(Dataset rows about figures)
—————

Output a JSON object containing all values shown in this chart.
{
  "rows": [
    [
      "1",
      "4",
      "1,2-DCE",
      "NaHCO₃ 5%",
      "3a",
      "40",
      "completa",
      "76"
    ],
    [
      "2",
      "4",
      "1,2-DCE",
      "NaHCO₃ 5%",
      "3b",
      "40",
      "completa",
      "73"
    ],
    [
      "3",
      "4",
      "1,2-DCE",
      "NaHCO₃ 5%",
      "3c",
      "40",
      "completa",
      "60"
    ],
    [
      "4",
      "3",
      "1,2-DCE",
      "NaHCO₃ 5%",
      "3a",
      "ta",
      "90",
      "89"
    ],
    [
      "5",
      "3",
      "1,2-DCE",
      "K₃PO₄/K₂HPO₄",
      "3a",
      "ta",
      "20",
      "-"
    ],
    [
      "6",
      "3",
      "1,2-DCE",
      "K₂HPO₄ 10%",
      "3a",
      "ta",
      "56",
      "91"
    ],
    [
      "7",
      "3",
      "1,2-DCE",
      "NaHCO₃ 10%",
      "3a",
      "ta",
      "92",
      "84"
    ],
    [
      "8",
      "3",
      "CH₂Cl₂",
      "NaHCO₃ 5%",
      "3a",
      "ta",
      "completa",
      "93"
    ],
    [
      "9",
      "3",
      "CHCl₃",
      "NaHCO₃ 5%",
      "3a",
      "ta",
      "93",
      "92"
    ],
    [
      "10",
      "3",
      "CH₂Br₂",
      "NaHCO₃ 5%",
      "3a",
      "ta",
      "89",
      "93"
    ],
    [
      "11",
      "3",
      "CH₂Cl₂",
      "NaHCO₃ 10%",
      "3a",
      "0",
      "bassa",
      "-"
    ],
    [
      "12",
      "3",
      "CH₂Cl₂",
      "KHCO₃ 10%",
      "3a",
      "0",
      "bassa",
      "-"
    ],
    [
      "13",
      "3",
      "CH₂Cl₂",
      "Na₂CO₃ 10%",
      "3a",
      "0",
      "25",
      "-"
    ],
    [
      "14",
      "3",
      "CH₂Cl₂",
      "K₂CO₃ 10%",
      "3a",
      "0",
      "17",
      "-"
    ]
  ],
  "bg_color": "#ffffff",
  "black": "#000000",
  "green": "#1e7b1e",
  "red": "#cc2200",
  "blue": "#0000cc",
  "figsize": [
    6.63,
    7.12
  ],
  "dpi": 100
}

—————

# WHAT IS EXPECTED
Copy each entry exactly, with nothing added or dropped.

# RESPONSE TO THIS TASK
Output a JSON object containing all values shown in this chart.
{
  "rows": [
    [
      "1",
      "4",
      "1,2-DCE",
      "NaHCO₃ 5%",
      "3a",
      "40",
      "completa",
      "76"
    ],
    [
      "2",
      "4",
      "1,2-DCE",
      "NaHCO₃ 5%",
      "3b",
      "40",
      "completa",
      "73"
    ],
    [
      "3",
      "4",
      "1,2-DCE",
      "NaHCO₃ 5%",
      "3c",
      "40",
      "completa",
      "60"
    ],
    [
      "4",
      "3",
      "1,2-DCE",
      "NaHCO₃ 5%",
      "3a",
      "ta",
      "90",
      "89"
    ],
    [
      "5",
      "3",
      "1,2-DCE",
      "K₃PO₄/K₂HPO₄",
      "3a",
      "ta",
      "20",
      "-"
    ],
    [
      "6",
      "3",
      "1,2-DCE",
      "K₂HPO₄ 10%",
      "3a",
      "ta",
      "56",
      "91"
    ],
    [
      "7",
      "3",
      "1,2-DCE",
      "NaHCO₃ 10%",
      "3a",
      "ta",
      "92",
      "84"
    ],
    [
      "8",
      "3",
      "CH₂Cl₂",
      "NaHCO₃ 5%",
      "3a",
      "ta",
      "completa",
      "93"
    ],
    [
      "9",
      "3",
      "CHCl₃",
      "NaHCO₃ 5%",
      "3a",
      "ta",
      "93",
      "92"
    ],
    [
      "10",
      "3",
      "CH₂Br₂",
      "NaHCO₃ 5%",
      "3a",
      "ta",
      "89",
      "93"
    ],
    [
      "11",
      "3",
      "CH₂Cl₂",
      "NaHCO₃ 10%",
      "3a",
      "0",
      "bassa",
      "-"
    ],
    [
      "12",
      "3",
      "CH₂Cl₂",
      "KHCO₃ 10%",
      "3a",
      "0",
      "bassa",
      "-"
    ],
    [
      "13",
      "3",
      "CH₂Cl₂",
      "Na₂CO₃ 10%",
      "3a",
      "0",
      "25",
      "-"
    ],
    [
      "14",
      "3",
      "CH₂Cl₂",
      "K₂CO₃ 10%",
      "3a",
      "0",
      "17",
      "-"
    ]
  ],
  "bg_color": "#ffffff",
  "black": "#000000",
  "green": "#1e7b1e",
  "red": "#cc2200",
  "blue": "#0000cc",
  "figsize": [
    6.63,
    7.12
  ],
  "dpi": 100
}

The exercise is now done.